**RECORDS FOR THIS EXERCISE:**
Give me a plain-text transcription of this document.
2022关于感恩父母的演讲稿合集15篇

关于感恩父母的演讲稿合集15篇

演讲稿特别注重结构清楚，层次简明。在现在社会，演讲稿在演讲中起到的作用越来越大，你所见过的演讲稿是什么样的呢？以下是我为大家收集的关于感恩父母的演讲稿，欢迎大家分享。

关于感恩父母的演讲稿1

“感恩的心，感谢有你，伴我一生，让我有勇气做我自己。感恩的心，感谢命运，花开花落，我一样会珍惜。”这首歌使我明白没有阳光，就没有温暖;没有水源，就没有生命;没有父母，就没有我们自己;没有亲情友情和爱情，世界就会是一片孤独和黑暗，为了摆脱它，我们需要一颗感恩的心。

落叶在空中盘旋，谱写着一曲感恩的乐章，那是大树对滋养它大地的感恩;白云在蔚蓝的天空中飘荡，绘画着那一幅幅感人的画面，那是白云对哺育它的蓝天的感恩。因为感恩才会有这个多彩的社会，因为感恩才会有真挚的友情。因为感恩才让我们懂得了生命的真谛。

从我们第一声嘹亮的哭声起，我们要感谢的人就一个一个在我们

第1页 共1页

**AIM OF THE EXERCISE:** The listing above should be transcribed in full, exactly as written.

**RESULT OF THE EXERCISE:**
Give me a plain-text transcription of this document.
2022关于感恩父母的演讲稿合集15篇

关于感恩父母的演讲稿合集15篇

演讲稿特别注重结构清楚，层次简明。在现在社会，演讲稿在演讲中起到的作用越来越大，你所见过的演讲稿是什么样的呢？以下是我为大家收集的关于感恩父母的演讲稿，欢迎大家分享。

关于感恩父母的演讲稿1

“感恩的心，感谢有你，伴我一生，让我有勇气做我自己。感恩的心，感谢命运，花开花落，我一样会珍惜。”这首歌使我明白没有阳光，就没有温暖;没有水源，就没有生命;没有父母，就没有我们自己;没有亲情友情和爱情，世界就会是一片孤独和黑暗，为了摆脱它，我们需要一颗感恩的心。

落叶在空中盘旋，谱写着一曲感恩的乐章，那是大树对滋养它大地的感恩;白云在蔚蓝的天空中飘荡，绘画着那一幅幅感人的画面，那是白云对哺育它的蓝天的感恩。因为感恩才会有这个多彩的社会，因为感恩才会有真挚的友情。因为感恩才让我们懂得了生命的真谛。

从我们第一声嘹亮的哭声起，我们要感谢的人就一个一个在我们

第1页 共1页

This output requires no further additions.